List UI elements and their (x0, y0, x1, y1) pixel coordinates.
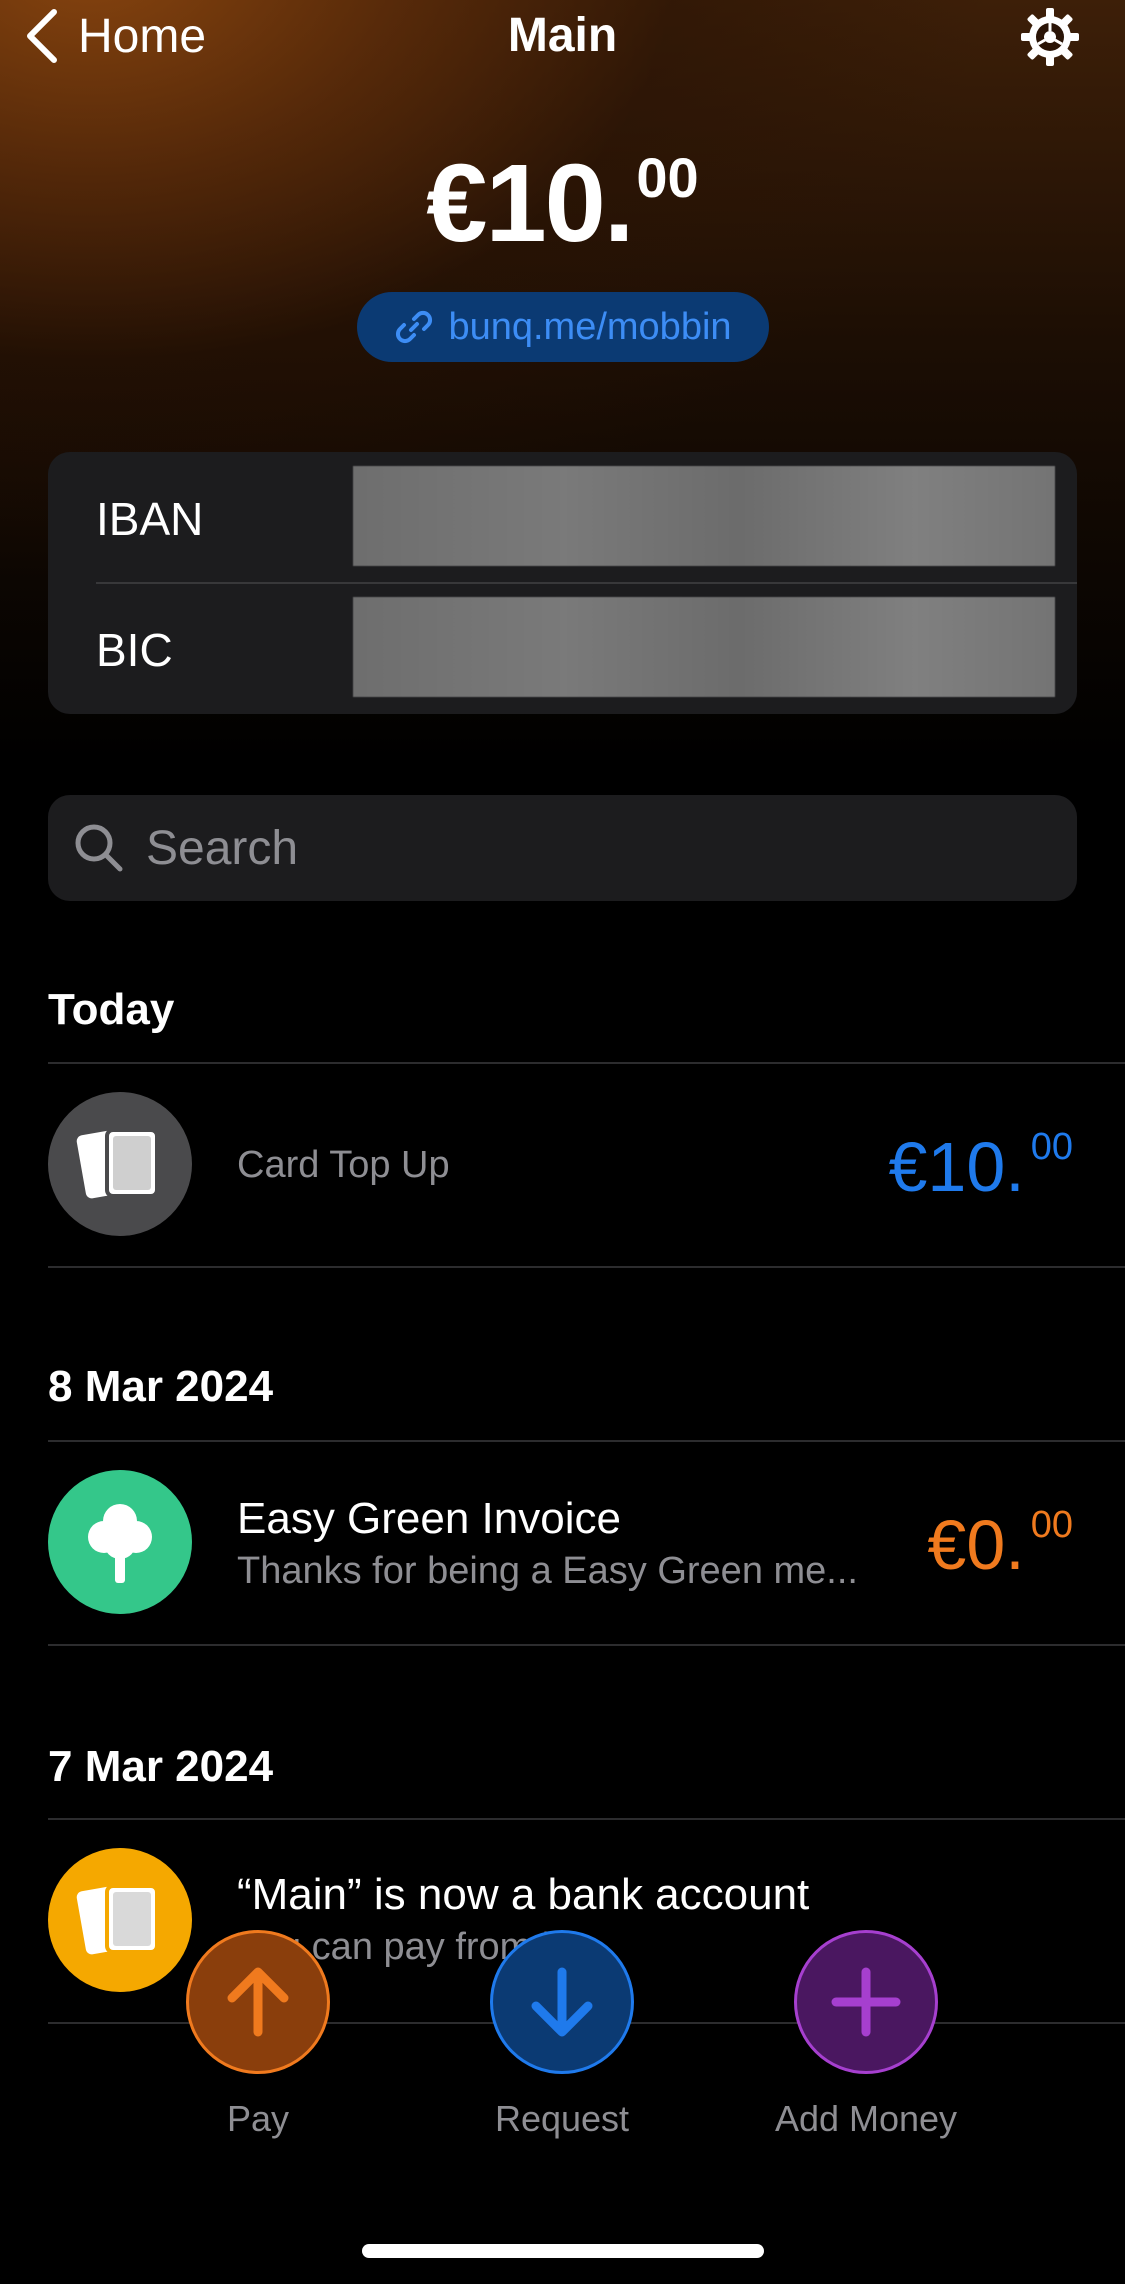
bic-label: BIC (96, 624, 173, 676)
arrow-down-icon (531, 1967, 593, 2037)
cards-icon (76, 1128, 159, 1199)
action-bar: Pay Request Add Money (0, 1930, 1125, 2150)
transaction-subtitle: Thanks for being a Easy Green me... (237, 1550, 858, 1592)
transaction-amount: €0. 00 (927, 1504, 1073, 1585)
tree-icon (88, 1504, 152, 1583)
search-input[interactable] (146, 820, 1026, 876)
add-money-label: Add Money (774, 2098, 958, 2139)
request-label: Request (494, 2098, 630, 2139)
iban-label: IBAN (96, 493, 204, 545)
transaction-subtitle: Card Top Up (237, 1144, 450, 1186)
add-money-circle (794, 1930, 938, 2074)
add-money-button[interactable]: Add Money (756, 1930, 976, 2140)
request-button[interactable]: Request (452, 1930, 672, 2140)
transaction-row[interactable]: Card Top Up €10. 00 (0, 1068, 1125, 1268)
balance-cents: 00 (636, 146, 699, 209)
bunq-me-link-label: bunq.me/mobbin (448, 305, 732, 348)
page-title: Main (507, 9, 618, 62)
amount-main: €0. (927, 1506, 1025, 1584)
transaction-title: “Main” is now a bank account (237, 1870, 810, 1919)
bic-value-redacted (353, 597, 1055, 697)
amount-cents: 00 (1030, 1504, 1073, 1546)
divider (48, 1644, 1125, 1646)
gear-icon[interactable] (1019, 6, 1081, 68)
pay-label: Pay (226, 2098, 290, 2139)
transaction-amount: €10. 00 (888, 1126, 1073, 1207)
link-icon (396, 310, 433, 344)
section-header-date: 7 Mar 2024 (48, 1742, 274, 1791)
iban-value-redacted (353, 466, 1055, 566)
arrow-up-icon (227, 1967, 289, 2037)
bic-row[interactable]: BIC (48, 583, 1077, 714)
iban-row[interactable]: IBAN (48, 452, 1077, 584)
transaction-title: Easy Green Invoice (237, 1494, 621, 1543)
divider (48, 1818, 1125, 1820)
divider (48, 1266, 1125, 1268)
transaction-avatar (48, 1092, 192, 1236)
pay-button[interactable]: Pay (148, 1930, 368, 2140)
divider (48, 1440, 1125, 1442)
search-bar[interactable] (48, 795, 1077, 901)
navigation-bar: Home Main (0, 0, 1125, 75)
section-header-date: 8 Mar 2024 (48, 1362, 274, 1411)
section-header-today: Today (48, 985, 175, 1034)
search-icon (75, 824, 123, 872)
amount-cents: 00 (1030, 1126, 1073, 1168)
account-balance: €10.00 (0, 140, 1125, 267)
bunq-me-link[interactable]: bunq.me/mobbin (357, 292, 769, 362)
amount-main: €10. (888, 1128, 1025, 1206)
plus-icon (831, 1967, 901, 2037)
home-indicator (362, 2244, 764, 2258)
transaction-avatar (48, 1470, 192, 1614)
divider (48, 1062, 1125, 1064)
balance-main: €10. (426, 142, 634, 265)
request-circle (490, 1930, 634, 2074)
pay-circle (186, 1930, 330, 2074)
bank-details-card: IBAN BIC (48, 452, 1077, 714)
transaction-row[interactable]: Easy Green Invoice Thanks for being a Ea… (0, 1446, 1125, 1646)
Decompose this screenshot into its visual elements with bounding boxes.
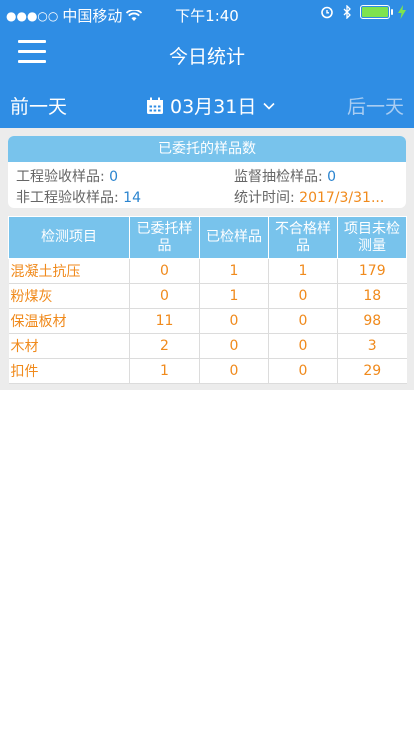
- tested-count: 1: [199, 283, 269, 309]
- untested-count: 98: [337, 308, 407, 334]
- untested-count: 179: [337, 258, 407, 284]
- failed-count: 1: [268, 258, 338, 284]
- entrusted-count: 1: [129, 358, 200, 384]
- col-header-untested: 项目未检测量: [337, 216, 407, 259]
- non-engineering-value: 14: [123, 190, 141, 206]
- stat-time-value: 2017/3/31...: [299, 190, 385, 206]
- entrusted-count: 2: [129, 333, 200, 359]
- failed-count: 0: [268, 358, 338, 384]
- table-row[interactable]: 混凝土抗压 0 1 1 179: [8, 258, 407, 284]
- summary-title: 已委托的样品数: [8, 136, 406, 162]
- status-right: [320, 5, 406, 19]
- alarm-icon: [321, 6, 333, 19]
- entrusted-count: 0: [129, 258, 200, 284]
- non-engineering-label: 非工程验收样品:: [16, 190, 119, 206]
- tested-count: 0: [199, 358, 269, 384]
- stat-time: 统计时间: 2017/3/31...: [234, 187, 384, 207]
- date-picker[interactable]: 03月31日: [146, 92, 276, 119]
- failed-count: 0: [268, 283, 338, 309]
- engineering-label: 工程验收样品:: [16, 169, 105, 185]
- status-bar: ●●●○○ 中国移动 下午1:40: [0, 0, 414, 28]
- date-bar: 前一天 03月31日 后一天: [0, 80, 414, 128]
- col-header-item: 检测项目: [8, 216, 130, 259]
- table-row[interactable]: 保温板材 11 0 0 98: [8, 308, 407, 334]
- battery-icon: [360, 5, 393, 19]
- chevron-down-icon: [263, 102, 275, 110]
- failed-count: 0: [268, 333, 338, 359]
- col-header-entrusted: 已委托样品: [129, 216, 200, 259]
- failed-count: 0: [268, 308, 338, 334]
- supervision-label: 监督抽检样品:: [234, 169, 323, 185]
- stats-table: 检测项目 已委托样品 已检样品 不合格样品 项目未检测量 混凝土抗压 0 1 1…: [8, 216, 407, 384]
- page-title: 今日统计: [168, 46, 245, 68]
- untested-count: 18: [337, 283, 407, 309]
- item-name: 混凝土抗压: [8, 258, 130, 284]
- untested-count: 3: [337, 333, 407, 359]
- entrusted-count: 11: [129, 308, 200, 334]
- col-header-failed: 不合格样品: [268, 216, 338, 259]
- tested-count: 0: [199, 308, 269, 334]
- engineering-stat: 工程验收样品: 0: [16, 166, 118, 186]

▬▬▬▬▬▬

**What is needed:**
Quote the lines from the one containing "bic-label: BIC (96, 624, 173, 676)" through the one containing "search-icon (75, 824, 123, 872)", inclusive, reproducing them verbatim.

**Task answer:**
bic-label: BIC (96, 624, 173, 676)
arrow-down-icon (531, 1967, 593, 2037)
cards-icon (76, 1128, 159, 1199)
action-bar: Pay Request Add Money (0, 1930, 1125, 2150)
transaction-subtitle: Thanks for being a Easy Green me... (237, 1550, 858, 1592)
transaction-amount: €0. 00 (927, 1504, 1073, 1585)
tree-icon (88, 1504, 152, 1583)
search-input[interactable] (146, 820, 1026, 876)
add-money-label: Add Money (774, 2098, 958, 2139)
request-label: Request (494, 2098, 630, 2139)
iban-label: IBAN (96, 493, 204, 545)
transaction-subtitle: Card Top Up (237, 1144, 450, 1186)
add-money-circle (794, 1930, 938, 2074)
add-money-button[interactable]: Add Money (756, 1930, 976, 2140)
request-button[interactable]: Request (452, 1930, 672, 2140)
transaction-row[interactable]: Card Top Up €10. 00 (0, 1068, 1125, 1268)
balance-cents: 00 (636, 146, 699, 209)
bunq-me-link-label: bunq.me/mobbin (448, 305, 732, 348)
page-title: Main (507, 9, 618, 62)
amount-main: €0. (927, 1506, 1025, 1584)
transaction-title: “Main” is now a bank account (237, 1870, 810, 1919)
bic-value-redacted (353, 597, 1055, 697)
amount-cents: 00 (1030, 1504, 1073, 1546)
divider (48, 1644, 1125, 1646)
gear-icon[interactable] (1019, 6, 1081, 68)
pay-label: Pay (226, 2098, 290, 2139)
transaction-amount: €10. 00 (888, 1126, 1073, 1207)
link-icon (396, 310, 433, 344)
section-header-date: 7 Mar 2024 (48, 1742, 274, 1791)
iban-value-redacted (353, 466, 1055, 566)
arrow-up-icon (227, 1967, 289, 2037)
bic-row[interactable]: BIC (48, 583, 1077, 714)
iban-row[interactable]: IBAN (48, 452, 1077, 584)
transaction-title: Easy Green Invoice (237, 1494, 621, 1543)
divider (48, 1818, 1125, 1820)
divider (48, 1266, 1125, 1268)
transaction-avatar (48, 1092, 192, 1236)
pay-button[interactable]: Pay (148, 1930, 368, 2140)
divider (48, 1440, 1125, 1442)
search-bar[interactable] (48, 795, 1077, 901)
navigation-bar: Home Main (0, 0, 1125, 75)
section-header-date: 8 Mar 2024 (48, 1362, 274, 1411)
section-header-today: Today (48, 985, 175, 1034)
search-icon (75, 824, 123, 872)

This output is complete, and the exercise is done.